— Start Stored rows —

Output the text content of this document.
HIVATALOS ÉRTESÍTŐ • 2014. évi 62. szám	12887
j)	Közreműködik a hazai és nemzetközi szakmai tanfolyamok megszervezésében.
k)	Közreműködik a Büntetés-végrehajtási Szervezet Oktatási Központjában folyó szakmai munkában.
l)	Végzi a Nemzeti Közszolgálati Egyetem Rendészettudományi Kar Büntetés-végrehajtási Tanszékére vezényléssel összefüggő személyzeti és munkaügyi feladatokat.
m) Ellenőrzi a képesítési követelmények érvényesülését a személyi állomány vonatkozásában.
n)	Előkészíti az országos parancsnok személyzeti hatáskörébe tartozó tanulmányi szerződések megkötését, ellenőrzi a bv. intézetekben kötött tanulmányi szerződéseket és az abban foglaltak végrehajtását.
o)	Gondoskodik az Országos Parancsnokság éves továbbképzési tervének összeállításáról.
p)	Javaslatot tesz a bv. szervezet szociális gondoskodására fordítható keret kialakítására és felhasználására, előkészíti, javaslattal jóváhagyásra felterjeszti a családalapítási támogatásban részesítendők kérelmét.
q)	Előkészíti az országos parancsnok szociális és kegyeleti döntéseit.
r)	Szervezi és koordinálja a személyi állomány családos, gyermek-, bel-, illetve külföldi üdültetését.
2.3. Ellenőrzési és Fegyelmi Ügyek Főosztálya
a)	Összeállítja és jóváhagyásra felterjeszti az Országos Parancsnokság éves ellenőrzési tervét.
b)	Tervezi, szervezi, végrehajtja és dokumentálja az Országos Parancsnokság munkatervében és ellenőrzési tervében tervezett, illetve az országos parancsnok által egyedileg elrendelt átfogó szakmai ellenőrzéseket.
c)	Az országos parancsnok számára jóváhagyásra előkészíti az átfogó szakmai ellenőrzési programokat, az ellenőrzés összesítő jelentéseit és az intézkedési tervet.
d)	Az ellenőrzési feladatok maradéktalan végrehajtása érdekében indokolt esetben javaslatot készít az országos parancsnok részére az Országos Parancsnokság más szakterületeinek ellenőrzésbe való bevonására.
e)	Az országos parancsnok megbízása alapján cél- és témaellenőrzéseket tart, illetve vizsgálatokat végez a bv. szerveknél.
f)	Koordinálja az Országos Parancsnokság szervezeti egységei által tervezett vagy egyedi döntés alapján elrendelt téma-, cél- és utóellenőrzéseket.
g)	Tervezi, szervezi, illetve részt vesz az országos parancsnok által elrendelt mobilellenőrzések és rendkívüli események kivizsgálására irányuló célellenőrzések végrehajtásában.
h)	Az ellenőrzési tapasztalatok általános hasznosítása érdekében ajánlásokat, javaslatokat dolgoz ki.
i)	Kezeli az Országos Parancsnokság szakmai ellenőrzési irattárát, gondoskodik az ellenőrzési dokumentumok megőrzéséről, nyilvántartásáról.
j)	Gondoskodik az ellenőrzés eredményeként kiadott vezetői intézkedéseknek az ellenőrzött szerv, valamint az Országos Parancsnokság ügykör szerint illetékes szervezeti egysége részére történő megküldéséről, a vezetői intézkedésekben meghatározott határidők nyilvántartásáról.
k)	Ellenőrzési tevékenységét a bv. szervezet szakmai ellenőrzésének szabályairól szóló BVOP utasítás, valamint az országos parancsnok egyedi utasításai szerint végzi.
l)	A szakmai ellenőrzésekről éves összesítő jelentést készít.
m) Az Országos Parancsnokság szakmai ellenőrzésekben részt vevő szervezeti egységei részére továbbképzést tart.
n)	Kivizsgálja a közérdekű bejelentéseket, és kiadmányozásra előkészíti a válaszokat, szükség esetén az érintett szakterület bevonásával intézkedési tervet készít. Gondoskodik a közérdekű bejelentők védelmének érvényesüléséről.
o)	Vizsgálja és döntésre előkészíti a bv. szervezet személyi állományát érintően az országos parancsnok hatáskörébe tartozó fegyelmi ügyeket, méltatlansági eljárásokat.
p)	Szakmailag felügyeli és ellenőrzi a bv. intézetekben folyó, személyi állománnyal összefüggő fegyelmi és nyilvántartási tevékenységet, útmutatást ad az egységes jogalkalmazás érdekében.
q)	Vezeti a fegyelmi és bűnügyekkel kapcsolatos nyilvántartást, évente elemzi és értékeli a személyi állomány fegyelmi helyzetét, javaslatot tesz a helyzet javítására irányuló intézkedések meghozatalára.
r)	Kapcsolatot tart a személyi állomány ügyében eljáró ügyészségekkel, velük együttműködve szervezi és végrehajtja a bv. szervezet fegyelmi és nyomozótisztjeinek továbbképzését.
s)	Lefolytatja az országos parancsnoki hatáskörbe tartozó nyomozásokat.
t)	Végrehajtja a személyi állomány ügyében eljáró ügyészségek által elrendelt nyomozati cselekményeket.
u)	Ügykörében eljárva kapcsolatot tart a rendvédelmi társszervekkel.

— End Stored rows —

● Exercise aim: Write out the full set of records exactly as given.

● Finished task:
Output the text content of this document.
HIVATALOS ÉRTESÍTŐ • 2014. évi 62. szám	12887
j)	Közreműködik a hazai és nemzetközi szakmai tanfolyamok megszervezésében.
k)	Közreműködik a Büntetés-végrehajtási Szervezet Oktatási Központjában folyó szakmai munkában.
l)	Végzi a Nemzeti Közszolgálati Egyetem Rendészettudományi Kar Büntetés-végrehajtási Tanszékére vezényléssel összefüggő személyzeti és munkaügyi feladatokat.
m) Ellenőrzi a képesítési követelmények érvényesülését a személyi állomány vonatkozásában.
n)	Előkészíti az országos parancsnok személyzeti hatáskörébe tartozó tanulmányi szerződések megkötését, ellenőrzi a bv. intézetekben kötött tanulmányi szerződéseket és az abban foglaltak végrehajtását.
o)	Gondoskodik az Országos Parancsnokság éves továbbképzési tervének összeállításáról.
p)	Javaslatot tesz a bv. szervezet szociális gondoskodására fordítható keret kialakítására és felhasználására, előkészíti, javaslattal jóváhagyásra felterjeszti a családalapítási támogatásban részesítendők kérelmét.
q)	Előkészíti az országos parancsnok szociális és kegyeleti döntéseit.
r)	Szervezi és koordinálja a személyi állomány családos, gyermek-, bel-, illetve külföldi üdültetését.
2.3. Ellenőrzési és Fegyelmi Ügyek Főosztálya
a)	Összeállítja és jóváhagyásra felterjeszti az Országos Parancsnokság éves ellenőrzési tervét.
b)	Tervezi, szervezi, végrehajtja és dokumentálja az Országos Parancsnokság munkatervében és ellenőrzési tervében tervezett, illetve az országos parancsnok által egyedileg elrendelt átfogó szakmai ellenőrzéseket.
c)	Az országos parancsnok számára jóváhagyásra előkészíti az átfogó szakmai ellenőrzési programokat, az ellenőrzés összesítő jelentéseit és az intézkedési tervet.
d)	Az ellenőrzési feladatok maradéktalan végrehajtása érdekében indokolt esetben javaslatot készít az országos parancsnok részére az Országos Parancsnokság más szakterületeinek ellenőrzésbe való bevonására.
e)	Az országos parancsnok megbízása alapján cél- és témaellenőrzéseket tart, illetve vizsgálatokat végez a bv. szerveknél.
f)	Koordinálja az Országos Parancsnokság szervezeti egységei által tervezett vagy egyedi döntés alapján elrendelt téma-, cél- és utóellenőrzéseket.
g)	Tervezi, szervezi, illetve részt vesz az országos parancsnok által elrendelt mobilellenőrzések és rendkívüli események kivizsgálására irányuló célellenőrzések végrehajtásában.
h)	Az ellenőrzési tapasztalatok általános hasznosítása érdekében ajánlásokat, javaslatokat dolgoz ki.
i)	Kezeli az Országos Parancsnokság szakmai ellenőrzési irattárát, gondoskodik az ellenőrzési dokumentumok megőrzéséről, nyilvántartásáról.
j)	Gondoskodik az ellenőrzés eredményeként kiadott vezetői intézkedéseknek az ellenőrzött szerv, valamint az Országos Parancsnokság ügykör szerint illetékes szervezeti egysége részére történő megküldéséről, a vezetői intézkedésekben meghatározott határidők nyilvántartásáról.
k)	Ellenőrzési tevékenységét a bv. szervezet szakmai ellenőrzésének szabályairól szóló BVOP utasítás, valamint az országos parancsnok egyedi utasításai szerint végzi.
l)	A szakmai ellenőrzésekről éves összesítő jelentést készít.
m) Az Országos Parancsnokság szakmai ellenőrzésekben részt vevő szervezeti egységei részére továbbképzést tart.
n)	Kivizsgálja a közérdekű bejelentéseket, és kiadmányozásra előkészíti a válaszokat, szükség esetén az érintett szakterület bevonásával intézkedési tervet készít. Gondoskodik a közérdekű bejelentők védelmének érvényesüléséről.
o)	Vizsgálja és döntésre előkészíti a bv. szervezet személyi állományát érintően az országos parancsnok hatáskörébe tartozó fegyelmi ügyeket, méltatlansági eljárásokat.
p)	Szakmailag felügyeli és ellenőrzi a bv. intézetekben folyó, személyi állománnyal összefüggő fegyelmi és nyilvántartási tevékenységet, útmutatást ad az egységes jogalkalmazás érdekében.
q)	Vezeti a fegyelmi és bűnügyekkel kapcsolatos nyilvántartást, évente elemzi és értékeli a személyi állomány fegyelmi helyzetét, javaslatot tesz a helyzet javítására irányuló intézkedések meghozatalára.
r)	Kapcsolatot tart a személyi állomány ügyében eljáró ügyészségekkel, velük együttműködve szervezi és végrehajtja a bv. szervezet fegyelmi és nyomozótisztjeinek továbbképzését.
s)	Lefolytatja az országos parancsnoki hatáskörbe tartozó nyomozásokat.
t)	Végrehajtja a személyi állomány ügyében eljáró ügyészségek által elrendelt nyomozati cselekményeket.
u)	Ügykörében eljárva kapcsolatot tart a rendvédelmi társszervekkel.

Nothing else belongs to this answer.